* **Stated exercise**: Each line holding the word "cross" counts once; give the total and nothing more.

Extracted data entries
◇ ◇ ◇

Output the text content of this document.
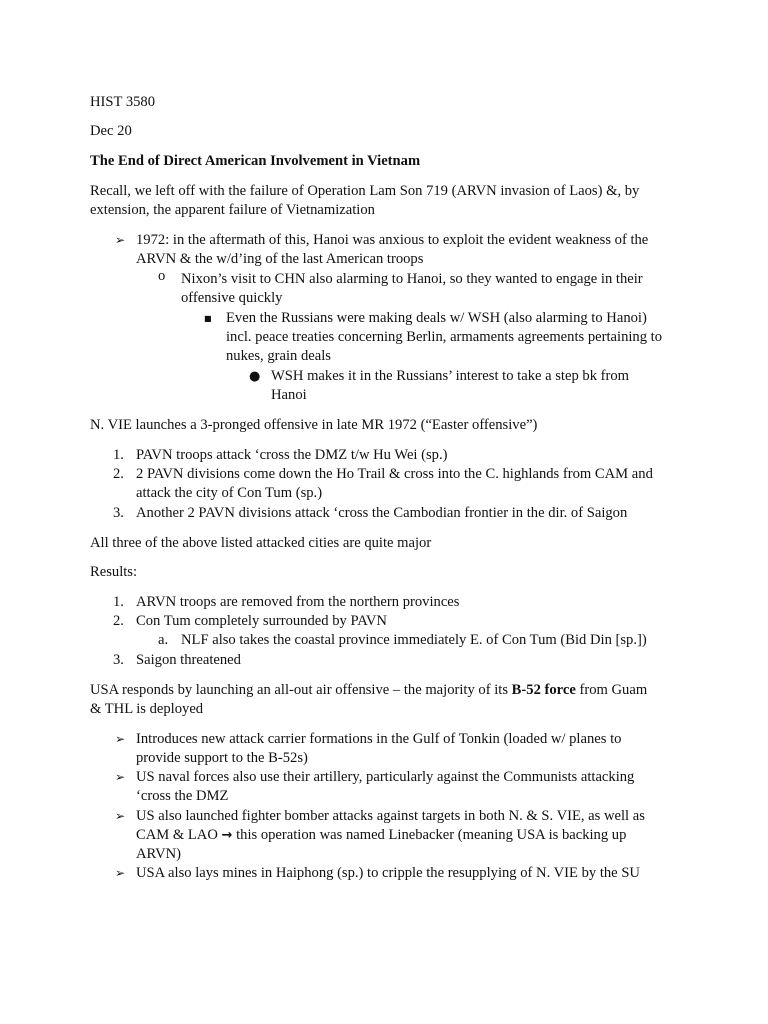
HIST 3580
Dec 20
The End of Direct American Involvement in Vietnam
Recall, we left off with the failure of Operation Lam Son 719 (ARVN invasion of Laos) &, by
extension, the apparent failure of Vietnamization
➢ 1972: in the aftermath of this, Hanoi was anxious to exploit the evident weakness of the
ARVN & the w/d’ing of the last American troops
o Nixon’s visit to CHN also alarming to Hanoi, so they wanted to engage in their
offensive quickly
■ Even the Russians were making deals w/ WSH (also alarming to Hanoi)
incl. peace treaties concerning Berlin, armaments agreements pertaining to
nukes, grain deals
● WSH makes it in the Russians’ interest to take a step bk from
Hanoi
N. VIE launches a 3-pronged offensive in late MR 1972 (“Easter offensive”)
1. PAVN troops attack ‘cross the DMZ t/w Hu Wei (sp.)
2. 2 PAVN divisions come down the Ho Trail & cross into the C. highlands from CAM and
attack the city of Con Tum (sp.)
3. Another 2 PAVN divisions attack ‘cross the Cambodian frontier in the dir. of Saigon
All three of the above listed attacked cities are quite major
Results:
1. ARVN troops are removed from the northern provinces
2. Con Tum completely surrounded by PAVN
a. NLF also takes the coastal province immediately E. of Con Tum (Bid Din [sp.])
3. Saigon threatened
USA responds by launching an all-out air offensive – the majority of its B-52 force from Guam
& THL is deployed
➢ Introduces new attack carrier formations in the Gulf of Tonkin (loaded w/ planes to
provide support to the B-52s)
➢ US naval forces also use their artillery, particularly against the Communists attacking
‘cross the DMZ
➢ US also launched fighter bomber attacks against targets in both N. & S. VIE, as well as
CAM & LAO → this operation was named Linebacker (meaning USA is backing up
ARVN)
➢ USA also lays mines in Haiphong (sp.) to cripple the resupplying of N. VIE by the SU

◇ ◇ ◇

* **Correct response**: 4